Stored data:
##############################
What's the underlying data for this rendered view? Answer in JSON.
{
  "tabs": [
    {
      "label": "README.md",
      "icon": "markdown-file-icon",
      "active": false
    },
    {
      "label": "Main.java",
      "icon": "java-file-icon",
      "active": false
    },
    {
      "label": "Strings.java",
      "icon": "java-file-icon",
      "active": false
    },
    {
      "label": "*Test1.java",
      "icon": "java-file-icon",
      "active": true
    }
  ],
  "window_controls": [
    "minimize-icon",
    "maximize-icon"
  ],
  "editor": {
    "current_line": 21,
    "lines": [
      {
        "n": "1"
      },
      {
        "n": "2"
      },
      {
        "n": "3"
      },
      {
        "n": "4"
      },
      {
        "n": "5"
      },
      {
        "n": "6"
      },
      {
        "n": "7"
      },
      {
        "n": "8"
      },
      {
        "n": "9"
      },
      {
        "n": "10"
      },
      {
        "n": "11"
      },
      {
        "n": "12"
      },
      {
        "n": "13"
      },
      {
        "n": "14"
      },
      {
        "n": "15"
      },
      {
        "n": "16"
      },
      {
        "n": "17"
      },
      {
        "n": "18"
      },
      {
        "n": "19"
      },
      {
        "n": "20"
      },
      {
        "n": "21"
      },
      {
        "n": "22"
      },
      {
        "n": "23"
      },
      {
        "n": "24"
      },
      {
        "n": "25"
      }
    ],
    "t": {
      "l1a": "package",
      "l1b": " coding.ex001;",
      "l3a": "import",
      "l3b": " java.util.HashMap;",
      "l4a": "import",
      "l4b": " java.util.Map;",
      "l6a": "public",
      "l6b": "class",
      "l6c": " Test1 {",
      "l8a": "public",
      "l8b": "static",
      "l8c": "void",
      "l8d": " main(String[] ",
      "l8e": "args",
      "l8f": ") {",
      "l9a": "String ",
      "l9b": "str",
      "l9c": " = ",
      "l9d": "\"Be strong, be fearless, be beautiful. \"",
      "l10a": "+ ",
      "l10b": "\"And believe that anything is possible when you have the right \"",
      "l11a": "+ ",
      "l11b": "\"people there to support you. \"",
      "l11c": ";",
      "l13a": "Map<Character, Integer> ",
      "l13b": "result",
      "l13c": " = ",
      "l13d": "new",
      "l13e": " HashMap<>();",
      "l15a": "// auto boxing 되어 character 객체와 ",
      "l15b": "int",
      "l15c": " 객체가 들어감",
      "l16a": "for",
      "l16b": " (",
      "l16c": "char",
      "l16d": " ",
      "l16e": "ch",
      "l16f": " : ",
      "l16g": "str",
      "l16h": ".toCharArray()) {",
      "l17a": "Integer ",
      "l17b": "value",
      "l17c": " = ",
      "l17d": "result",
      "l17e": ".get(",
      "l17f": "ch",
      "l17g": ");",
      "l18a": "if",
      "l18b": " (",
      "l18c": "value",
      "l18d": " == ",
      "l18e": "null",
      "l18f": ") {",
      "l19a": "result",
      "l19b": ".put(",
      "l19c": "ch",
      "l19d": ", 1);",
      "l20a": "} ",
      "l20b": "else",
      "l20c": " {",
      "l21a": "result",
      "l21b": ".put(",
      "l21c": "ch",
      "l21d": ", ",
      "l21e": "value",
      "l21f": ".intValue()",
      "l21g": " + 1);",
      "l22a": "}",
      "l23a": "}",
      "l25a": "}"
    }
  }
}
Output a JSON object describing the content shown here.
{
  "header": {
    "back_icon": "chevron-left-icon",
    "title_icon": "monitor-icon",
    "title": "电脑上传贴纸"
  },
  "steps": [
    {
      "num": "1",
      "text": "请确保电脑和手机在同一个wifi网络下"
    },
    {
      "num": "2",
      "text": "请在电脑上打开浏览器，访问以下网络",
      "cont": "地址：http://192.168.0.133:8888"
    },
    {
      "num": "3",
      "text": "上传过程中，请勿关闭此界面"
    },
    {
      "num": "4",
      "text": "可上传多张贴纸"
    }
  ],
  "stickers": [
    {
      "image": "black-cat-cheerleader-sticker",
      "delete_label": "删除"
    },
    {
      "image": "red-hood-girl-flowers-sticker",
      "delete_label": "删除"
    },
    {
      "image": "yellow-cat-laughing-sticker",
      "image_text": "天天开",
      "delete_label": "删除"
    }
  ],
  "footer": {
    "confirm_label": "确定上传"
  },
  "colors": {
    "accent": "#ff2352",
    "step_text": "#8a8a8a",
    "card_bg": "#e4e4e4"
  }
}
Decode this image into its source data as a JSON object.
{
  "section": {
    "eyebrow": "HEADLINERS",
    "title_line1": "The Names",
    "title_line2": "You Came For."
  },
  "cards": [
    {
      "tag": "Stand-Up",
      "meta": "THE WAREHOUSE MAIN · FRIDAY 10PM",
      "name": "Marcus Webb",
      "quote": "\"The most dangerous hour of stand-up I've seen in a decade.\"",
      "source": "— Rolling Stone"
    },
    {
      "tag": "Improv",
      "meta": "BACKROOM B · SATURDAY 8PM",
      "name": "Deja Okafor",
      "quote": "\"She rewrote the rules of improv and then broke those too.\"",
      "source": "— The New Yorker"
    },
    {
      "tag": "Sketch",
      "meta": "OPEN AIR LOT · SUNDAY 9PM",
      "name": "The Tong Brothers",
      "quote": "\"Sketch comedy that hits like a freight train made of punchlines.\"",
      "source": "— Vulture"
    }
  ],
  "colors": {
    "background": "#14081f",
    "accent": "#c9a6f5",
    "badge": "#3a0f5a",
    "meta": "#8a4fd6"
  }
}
##############################
▶ Written request: Gather up every line from the listing above in which the word "quote" occurs.

▶ Answer to this task:
      "quote": "\"The most dangerous hour of stand-up I've seen in a decade.\"",
      "quote": "\"She rewrote the rules of improv and then broke those too.\"",
      "quote": "\"Sketch comedy that hits like a freight train made of punchlines.\"",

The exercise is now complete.